The task
Copy every line of the listing that holds the string "JSON".
..............................
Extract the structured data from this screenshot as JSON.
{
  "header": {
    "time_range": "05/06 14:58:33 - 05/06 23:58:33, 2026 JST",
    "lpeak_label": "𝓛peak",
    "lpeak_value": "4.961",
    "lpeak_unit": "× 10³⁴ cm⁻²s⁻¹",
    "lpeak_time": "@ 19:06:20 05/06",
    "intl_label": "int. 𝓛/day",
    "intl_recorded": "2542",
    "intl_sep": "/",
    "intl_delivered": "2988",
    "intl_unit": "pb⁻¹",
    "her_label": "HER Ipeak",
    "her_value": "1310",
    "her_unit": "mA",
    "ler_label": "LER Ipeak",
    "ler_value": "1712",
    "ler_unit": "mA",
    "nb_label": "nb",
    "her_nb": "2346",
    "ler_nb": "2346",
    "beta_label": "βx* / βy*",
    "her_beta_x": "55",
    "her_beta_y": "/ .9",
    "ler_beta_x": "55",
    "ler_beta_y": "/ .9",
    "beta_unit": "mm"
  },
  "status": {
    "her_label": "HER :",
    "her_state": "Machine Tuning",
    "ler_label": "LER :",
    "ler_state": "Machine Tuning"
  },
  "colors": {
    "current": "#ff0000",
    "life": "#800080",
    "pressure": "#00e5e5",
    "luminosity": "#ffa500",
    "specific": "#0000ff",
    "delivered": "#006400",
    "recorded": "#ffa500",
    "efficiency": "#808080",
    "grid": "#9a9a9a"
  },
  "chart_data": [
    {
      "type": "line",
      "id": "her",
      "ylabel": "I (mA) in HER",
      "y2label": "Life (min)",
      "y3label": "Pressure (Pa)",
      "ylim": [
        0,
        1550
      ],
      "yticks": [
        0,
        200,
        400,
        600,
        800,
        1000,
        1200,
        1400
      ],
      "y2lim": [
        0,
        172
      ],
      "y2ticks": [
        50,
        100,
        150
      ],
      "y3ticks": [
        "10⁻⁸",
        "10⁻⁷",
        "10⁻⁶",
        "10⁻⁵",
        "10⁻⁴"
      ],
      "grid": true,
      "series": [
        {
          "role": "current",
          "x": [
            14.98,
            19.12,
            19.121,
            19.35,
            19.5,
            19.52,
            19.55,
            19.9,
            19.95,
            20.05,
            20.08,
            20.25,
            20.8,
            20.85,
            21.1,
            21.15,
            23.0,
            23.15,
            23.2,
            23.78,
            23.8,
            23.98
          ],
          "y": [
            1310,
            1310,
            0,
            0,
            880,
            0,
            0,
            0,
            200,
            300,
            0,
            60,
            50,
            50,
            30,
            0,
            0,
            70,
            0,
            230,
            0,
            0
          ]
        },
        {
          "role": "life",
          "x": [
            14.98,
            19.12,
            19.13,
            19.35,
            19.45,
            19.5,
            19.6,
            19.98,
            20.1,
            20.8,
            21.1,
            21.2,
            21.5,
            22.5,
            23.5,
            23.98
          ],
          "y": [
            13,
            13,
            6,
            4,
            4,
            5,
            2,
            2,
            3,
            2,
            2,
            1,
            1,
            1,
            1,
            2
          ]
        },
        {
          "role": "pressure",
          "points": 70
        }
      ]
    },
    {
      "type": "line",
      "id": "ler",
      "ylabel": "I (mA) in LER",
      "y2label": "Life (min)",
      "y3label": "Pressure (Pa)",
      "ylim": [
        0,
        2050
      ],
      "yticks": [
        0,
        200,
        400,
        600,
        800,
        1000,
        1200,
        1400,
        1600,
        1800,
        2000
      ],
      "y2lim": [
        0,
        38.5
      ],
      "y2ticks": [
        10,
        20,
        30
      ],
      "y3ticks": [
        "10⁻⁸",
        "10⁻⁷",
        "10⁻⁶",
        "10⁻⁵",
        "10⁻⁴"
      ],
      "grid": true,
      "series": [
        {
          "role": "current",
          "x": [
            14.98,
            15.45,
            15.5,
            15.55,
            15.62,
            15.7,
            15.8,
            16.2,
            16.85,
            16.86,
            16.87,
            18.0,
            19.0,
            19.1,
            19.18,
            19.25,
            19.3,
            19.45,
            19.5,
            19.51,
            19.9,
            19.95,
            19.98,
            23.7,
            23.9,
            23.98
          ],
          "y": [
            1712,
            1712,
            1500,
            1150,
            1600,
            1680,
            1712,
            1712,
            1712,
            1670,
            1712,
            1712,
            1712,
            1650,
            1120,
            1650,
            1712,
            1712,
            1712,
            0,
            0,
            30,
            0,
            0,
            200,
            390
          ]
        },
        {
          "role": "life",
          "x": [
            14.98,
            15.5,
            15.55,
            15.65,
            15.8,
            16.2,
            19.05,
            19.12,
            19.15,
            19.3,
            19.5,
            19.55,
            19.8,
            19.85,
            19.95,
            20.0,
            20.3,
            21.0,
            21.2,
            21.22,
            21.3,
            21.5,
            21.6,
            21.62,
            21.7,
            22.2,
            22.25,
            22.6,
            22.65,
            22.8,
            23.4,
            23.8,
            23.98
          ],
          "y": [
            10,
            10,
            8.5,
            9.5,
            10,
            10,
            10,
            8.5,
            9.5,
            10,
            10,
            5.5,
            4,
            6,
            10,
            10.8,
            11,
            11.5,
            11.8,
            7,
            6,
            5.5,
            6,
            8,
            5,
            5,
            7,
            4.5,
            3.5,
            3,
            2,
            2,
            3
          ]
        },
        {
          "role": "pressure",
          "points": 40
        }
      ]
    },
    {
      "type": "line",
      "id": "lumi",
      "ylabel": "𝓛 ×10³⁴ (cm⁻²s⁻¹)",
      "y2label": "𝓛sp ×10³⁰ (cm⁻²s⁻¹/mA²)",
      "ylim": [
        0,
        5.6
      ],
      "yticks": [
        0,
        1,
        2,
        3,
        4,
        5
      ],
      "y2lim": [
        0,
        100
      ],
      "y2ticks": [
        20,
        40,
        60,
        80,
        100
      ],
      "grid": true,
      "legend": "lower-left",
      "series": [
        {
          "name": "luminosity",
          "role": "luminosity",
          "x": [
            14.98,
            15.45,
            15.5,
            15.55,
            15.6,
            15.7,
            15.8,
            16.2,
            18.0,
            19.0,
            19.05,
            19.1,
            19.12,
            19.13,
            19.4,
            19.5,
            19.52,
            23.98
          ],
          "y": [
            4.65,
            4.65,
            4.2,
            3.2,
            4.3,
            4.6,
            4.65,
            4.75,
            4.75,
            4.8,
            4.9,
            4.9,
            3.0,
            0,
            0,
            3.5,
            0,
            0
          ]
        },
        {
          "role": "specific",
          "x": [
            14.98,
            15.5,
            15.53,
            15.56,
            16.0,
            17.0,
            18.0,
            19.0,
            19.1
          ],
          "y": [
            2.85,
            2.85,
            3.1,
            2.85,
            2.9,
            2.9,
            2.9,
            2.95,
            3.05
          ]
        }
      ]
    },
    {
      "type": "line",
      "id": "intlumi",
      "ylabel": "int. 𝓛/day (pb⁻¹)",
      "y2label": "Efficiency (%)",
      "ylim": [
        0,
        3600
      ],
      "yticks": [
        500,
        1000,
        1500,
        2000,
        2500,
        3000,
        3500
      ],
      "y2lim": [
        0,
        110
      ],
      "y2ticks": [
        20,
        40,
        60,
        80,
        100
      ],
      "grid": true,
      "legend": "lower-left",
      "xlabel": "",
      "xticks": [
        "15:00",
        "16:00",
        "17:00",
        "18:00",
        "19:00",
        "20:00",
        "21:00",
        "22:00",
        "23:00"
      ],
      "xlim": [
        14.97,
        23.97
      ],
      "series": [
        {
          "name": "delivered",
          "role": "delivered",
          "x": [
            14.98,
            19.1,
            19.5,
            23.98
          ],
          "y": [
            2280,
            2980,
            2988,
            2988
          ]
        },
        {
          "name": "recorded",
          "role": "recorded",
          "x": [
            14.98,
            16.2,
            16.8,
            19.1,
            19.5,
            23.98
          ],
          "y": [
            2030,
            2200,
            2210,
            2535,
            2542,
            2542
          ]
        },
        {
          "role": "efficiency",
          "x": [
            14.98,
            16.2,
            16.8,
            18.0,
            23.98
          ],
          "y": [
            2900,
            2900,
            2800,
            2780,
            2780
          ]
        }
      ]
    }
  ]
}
..............................
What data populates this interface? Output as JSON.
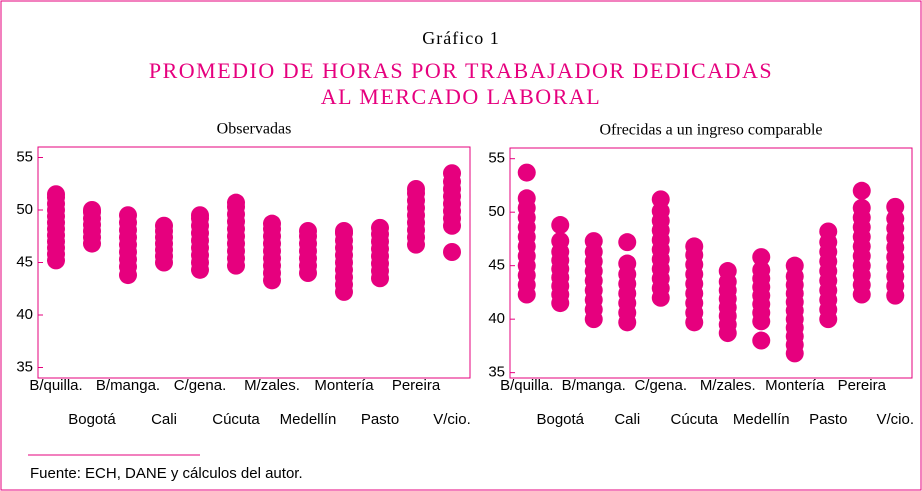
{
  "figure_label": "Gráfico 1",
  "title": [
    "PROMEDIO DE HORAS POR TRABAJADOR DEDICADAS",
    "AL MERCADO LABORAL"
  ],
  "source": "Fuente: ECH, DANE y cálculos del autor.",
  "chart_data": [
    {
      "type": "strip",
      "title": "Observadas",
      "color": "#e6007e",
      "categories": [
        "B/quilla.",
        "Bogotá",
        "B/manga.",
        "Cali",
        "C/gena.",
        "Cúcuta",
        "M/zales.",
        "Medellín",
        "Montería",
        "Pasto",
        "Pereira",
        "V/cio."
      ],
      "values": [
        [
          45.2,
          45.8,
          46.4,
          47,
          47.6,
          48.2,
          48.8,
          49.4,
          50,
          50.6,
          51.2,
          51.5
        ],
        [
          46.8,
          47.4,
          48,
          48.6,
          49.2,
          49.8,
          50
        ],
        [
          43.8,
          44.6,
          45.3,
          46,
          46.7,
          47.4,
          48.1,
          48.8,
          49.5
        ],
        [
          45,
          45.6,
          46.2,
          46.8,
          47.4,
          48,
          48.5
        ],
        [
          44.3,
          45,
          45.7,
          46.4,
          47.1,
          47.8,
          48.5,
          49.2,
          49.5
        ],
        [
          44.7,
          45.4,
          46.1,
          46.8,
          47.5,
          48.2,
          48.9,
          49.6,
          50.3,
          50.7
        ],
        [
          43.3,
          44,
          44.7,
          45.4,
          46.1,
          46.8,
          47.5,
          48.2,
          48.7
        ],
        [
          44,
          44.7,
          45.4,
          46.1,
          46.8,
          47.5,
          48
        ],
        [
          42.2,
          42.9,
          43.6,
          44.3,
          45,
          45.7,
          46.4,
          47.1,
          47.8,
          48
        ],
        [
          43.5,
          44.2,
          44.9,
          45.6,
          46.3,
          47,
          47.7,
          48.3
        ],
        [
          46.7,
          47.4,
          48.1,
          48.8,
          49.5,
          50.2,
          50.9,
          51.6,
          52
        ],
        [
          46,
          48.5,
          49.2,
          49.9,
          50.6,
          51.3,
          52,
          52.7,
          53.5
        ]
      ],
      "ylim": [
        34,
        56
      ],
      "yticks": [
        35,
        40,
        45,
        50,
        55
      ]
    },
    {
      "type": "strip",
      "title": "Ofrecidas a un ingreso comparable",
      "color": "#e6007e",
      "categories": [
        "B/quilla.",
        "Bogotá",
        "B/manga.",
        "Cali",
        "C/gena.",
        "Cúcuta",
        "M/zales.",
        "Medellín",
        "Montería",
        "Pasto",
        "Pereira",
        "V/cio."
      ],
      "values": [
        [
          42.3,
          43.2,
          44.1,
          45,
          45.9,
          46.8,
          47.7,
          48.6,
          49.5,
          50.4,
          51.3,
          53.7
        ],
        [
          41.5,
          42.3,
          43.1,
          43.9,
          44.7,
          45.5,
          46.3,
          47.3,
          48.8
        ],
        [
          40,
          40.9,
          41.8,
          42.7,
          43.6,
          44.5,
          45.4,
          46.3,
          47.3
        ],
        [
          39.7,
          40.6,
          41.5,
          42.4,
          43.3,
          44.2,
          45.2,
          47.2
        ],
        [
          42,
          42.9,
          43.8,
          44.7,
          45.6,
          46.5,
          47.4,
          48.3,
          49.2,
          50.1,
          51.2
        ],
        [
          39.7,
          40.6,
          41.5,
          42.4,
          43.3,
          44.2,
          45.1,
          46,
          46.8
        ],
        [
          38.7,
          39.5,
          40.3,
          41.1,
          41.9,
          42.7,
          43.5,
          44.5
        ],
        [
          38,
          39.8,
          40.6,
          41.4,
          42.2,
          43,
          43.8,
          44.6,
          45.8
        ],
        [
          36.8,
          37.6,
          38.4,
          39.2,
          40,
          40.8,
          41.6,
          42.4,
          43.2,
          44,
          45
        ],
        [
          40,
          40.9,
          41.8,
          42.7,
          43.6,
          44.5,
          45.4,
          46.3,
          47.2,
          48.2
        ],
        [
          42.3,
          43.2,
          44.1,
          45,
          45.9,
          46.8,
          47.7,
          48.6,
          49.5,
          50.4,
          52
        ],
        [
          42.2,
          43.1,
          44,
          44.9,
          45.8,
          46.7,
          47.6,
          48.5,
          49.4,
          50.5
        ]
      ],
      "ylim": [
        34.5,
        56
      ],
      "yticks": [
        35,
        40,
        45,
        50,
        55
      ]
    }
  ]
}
..............................
Expected output
Extract the structured data from this screenshot as JSON.
What data populates this interface? Output as JSON.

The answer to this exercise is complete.